## INFORMATION SHOWN
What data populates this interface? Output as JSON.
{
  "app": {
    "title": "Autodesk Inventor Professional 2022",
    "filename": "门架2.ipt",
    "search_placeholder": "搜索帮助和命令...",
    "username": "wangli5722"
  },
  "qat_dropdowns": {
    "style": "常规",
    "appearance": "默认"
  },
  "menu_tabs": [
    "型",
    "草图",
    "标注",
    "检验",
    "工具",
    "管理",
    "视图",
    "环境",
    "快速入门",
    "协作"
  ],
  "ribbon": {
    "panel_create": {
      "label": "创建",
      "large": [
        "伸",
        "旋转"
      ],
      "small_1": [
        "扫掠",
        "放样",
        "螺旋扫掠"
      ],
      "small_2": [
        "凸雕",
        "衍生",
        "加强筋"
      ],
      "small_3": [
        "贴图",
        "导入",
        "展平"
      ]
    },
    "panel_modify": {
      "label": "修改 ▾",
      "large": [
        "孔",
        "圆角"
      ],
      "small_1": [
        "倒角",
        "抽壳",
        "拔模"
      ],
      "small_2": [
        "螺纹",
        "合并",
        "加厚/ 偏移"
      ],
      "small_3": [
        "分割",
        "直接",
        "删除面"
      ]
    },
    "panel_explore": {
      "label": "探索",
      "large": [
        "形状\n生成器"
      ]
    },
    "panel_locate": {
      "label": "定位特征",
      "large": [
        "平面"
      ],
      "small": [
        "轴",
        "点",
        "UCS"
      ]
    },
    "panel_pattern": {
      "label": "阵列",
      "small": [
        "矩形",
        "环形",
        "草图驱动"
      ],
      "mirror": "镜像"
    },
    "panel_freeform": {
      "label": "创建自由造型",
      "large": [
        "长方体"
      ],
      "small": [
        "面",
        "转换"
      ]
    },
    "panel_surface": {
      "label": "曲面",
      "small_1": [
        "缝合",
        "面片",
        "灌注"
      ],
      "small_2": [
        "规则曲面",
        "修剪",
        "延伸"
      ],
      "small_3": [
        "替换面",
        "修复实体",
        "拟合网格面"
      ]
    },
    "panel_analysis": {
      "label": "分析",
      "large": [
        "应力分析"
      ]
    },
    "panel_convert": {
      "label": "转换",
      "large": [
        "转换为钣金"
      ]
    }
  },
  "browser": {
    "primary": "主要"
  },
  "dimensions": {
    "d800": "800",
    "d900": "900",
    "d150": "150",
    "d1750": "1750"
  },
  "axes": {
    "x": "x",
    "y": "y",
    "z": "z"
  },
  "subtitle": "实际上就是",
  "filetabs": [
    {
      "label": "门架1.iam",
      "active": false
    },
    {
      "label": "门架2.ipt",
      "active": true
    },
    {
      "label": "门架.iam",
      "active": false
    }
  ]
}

## TASK GOAL
Print all of the entries exactly as they are written.

## RESULT OF THE EXERCISE
What data populates this interface? Output as JSON.
{
  "app": {
    "title": "Autodesk Inventor Professional 2022",
    "filename": "门架2.ipt",
    "search_placeholder": "搜索帮助和命令...",
    "username": "wangli5722"
  },
  "qat_dropdowns": {
    "style": "常规",
    "appearance": "默认"
  },
  "menu_tabs": [
    "型",
    "草图",
    "标注",
    "检验",
    "工具",
    "管理",
    "视图",
    "环境",
    "快速入门",
    "协作"
  ],
  "ribbon": {
    "panel_create": {
      "label": "创建",
      "large": [
        "伸",
        "旋转"
      ],
      "small_1": [
        "扫掠",
        "放样",
        "螺旋扫掠"
      ],
      "small_2": [
        "凸雕",
        "衍生",
        "加强筋"
      ],
      "small_3": [
        "贴图",
        "导入",
        "展平"
      ]
    },
    "panel_modify": {
      "label": "修改 ▾",
      "large": [
        "孔",
        "圆角"
      ],
      "small_1": [
        "倒角",
        "抽壳",
        "拔模"
      ],
      "small_2": [
        "螺纹",
        "合并",
        "加厚/ 偏移"
      ],
      "small_3": [
        "分割",
        "直接",
        "删除面"
      ]
    },
    "panel_explore": {
      "label": "探索",
      "large": [
        "形状\n生成器"
      ]
    },
    "panel_locate": {
      "label": "定位特征",
      "large": [
        "平面"
      ],
      "small": [
        "轴",
        "点",
        "UCS"
      ]
    },
    "panel_pattern": {
      "label": "阵列",
      "small": [
        "矩形",
        "环形",
        "草图驱动"
      ],
      "mirror": "镜像"
    },
    "panel_freeform": {
      "label": "创建自由造型",
      "large": [
        "长方体"
      ],
      "small": [
        "面",
        "转换"
      ]
    },
    "panel_surface": {
      "label": "曲面",
      "small_1": [
        "缝合",
        "面片",
        "灌注"
      ],
      "small_2": [
        "规则曲面",
        "修剪",
        "延伸"
      ],
      "small_3": [
        "替换面",
        "修复实体",
        "拟合网格面"
      ]
    },
    "panel_analysis": {
      "label": "分析",
      "large": [
        "应力分析"
      ]
    },
    "panel_convert": {
      "label": "转换",
      "large": [
        "转换为钣金"
      ]
    }
  },
  "browser": {
    "primary": "主要"
  },
  "dimensions": {
    "d800": "800",
    "d900": "900",
    "d150": "150",
    "d1750": "1750"
  },
  "axes": {
    "x": "x",
    "y": "y",
    "z": "z"
  },
  "subtitle": "实际上就是",
  "filetabs": [
    {
      "label": "门架1.iam",
      "active": false
    },
    {
      "label": "门架2.ipt",
      "active": true
    },
    {
      "label": "门架.iam",
      "active": false
    }
  ]
}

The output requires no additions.